Stored data:
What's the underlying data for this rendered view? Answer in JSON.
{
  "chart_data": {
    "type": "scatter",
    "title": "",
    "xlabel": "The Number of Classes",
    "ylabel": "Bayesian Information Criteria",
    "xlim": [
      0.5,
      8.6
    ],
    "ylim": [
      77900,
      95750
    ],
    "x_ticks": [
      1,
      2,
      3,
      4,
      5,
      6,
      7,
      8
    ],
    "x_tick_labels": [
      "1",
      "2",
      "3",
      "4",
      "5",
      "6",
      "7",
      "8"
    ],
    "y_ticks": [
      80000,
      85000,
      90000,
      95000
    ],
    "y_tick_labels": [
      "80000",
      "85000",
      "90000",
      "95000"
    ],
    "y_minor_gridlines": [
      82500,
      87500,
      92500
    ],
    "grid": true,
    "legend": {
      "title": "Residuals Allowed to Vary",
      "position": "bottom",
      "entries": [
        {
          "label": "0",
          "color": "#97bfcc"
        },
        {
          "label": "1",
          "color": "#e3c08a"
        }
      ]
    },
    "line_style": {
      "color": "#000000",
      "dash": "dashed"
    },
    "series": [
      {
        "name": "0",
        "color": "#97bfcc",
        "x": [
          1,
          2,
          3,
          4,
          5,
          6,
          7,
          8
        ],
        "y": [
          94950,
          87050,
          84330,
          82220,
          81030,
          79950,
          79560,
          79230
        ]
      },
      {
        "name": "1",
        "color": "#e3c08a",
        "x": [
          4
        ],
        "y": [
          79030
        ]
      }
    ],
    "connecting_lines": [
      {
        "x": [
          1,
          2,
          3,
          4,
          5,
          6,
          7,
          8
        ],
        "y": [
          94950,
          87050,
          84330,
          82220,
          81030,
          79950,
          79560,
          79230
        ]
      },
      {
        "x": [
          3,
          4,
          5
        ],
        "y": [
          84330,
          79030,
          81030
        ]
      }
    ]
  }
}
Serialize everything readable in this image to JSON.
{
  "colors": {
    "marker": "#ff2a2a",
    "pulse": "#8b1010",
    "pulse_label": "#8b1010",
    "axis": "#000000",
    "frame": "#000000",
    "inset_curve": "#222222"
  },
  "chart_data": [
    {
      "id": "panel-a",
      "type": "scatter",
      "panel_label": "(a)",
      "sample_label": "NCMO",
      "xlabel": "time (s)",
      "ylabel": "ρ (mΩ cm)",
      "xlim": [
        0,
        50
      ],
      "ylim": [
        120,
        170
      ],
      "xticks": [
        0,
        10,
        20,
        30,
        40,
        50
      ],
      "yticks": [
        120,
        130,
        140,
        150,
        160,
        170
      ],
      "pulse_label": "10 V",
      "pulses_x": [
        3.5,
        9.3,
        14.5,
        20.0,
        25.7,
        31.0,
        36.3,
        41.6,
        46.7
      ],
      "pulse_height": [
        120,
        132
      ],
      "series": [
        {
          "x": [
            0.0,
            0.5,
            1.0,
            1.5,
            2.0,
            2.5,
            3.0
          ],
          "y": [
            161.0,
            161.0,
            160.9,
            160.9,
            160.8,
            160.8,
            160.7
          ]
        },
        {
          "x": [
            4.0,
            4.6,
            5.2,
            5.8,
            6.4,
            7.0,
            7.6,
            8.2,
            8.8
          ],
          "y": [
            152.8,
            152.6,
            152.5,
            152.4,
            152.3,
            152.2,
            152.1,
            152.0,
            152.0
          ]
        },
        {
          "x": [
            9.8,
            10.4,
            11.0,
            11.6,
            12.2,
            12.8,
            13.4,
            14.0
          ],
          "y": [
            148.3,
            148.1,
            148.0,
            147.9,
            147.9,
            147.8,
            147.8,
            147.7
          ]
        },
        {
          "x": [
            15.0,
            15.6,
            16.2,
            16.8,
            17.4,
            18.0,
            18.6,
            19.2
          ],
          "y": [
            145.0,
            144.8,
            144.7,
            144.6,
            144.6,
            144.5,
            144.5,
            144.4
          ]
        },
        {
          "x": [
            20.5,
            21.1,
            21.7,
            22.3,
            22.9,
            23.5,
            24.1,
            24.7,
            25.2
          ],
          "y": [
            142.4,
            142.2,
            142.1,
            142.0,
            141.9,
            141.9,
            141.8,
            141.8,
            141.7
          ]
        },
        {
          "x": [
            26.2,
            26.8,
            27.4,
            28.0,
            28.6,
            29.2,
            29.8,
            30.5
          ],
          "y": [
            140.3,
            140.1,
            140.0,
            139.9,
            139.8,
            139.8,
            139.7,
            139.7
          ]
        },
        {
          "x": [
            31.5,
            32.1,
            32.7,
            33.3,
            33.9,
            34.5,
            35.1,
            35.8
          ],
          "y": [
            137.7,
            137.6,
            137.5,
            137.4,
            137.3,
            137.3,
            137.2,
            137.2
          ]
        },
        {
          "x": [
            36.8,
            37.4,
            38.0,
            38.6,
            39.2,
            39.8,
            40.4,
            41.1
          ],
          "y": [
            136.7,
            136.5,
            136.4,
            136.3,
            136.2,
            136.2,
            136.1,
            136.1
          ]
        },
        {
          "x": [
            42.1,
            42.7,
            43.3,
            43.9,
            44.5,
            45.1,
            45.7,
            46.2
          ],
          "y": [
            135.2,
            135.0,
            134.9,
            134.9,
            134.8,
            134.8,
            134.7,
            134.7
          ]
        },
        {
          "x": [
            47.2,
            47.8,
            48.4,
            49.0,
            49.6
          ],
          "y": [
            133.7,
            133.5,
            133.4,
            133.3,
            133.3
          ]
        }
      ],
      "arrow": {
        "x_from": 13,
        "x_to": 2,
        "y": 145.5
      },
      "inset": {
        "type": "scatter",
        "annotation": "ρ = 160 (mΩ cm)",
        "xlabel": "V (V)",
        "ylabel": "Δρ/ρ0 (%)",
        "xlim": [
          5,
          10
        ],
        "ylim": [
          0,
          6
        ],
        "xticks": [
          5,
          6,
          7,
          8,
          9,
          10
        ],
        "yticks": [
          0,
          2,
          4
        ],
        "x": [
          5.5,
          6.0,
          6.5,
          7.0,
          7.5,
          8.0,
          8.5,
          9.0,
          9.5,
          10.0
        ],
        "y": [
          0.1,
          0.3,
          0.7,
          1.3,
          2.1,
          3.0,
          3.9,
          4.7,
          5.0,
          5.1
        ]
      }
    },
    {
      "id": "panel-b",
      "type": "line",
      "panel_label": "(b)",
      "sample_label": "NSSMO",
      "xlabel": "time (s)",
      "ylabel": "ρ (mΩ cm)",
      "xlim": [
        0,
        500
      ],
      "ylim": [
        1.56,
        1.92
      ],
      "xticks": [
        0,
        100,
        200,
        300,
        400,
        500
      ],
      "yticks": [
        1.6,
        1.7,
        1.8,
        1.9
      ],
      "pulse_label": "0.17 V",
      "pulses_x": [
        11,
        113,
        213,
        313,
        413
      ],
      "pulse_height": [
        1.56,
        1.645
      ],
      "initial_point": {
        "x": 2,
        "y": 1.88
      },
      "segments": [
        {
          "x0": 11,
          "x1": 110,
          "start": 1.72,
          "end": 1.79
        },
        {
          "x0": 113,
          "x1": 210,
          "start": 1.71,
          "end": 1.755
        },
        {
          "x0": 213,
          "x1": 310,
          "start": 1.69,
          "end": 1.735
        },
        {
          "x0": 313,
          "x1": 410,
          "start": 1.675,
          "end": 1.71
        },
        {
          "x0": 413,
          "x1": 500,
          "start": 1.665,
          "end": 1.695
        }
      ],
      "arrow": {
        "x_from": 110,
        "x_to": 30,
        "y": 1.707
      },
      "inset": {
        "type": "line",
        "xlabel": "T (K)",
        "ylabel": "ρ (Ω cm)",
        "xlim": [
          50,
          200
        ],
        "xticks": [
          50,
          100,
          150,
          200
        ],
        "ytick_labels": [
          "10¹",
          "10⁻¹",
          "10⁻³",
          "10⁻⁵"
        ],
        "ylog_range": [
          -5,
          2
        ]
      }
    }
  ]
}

#### Brief:
Which lines hold the string "ylabel"? Copy all of them from the data above.

#### Reply:
    "ylabel": "Bayesian Information Criteria",
      "ylabel": "ρ (mΩ cm)",
        "ylabel": "Δρ/ρ0 (%)",
      "ylabel": "ρ (mΩ cm)",
        "ylabel": "ρ (Ω cm)",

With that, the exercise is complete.